All entries are to be given again verbatim.
= = = = = = =
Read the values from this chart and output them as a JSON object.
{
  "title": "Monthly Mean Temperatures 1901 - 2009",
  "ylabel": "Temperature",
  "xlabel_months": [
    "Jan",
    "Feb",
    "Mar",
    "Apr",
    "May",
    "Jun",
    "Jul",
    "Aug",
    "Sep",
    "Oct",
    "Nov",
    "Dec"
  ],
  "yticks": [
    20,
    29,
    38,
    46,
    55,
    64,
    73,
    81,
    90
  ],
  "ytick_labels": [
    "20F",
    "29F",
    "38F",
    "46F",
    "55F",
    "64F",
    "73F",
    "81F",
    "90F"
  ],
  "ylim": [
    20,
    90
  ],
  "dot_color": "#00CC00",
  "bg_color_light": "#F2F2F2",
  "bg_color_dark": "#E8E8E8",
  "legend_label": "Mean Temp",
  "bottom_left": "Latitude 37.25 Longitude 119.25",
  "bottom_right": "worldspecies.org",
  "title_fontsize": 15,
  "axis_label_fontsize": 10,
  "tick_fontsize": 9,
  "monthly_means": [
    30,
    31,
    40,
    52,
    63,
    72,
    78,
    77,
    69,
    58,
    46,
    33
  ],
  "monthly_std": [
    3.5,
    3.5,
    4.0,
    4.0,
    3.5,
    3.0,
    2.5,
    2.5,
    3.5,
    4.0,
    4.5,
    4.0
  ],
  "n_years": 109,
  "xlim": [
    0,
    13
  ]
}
= = = = = = =
TASK SOLUTION:
Read the values from this chart and output them as a JSON object.
{
  "title": "Monthly Mean Temperatures 1901 - 2009",
  "ylabel": "Temperature",
  "xlabel_months": [
    "Jan",
    "Feb",
    "Mar",
    "Apr",
    "May",
    "Jun",
    "Jul",
    "Aug",
    "Sep",
    "Oct",
    "Nov",
    "Dec"
  ],
  "yticks": [
    20,
    29,
    38,
    46,
    55,
    64,
    73,
    81,
    90
  ],
  "ytick_labels": [
    "20F",
    "29F",
    "38F",
    "46F",
    "55F",
    "64F",
    "73F",
    "81F",
    "90F"
  ],
  "ylim": [
    20,
    90
  ],
  "dot_color": "#00CC00",
  "bg_color_light": "#F2F2F2",
  "bg_color_dark": "#E8E8E8",
  "legend_label": "Mean Temp",
  "bottom_left": "Latitude 37.25 Longitude 119.25",
  "bottom_right": "worldspecies.org",
  "title_fontsize": 15,
  "axis_label_fontsize": 10,
  "tick_fontsize": 9,
  "monthly_means": [
    30,
    31,
    40,
    52,
    63,
    72,
    78,
    77,
    69,
    58,
    46,
    33
  ],
  "monthly_std": [
    3.5,
    3.5,
    4.0,
    4.0,
    3.5,
    3.0,
    2.5,
    2.5,
    3.5,
    4.0,
    4.5,
    4.0
  ],
  "n_years": 109,
  "xlim": [
    0,
    13
  ]
}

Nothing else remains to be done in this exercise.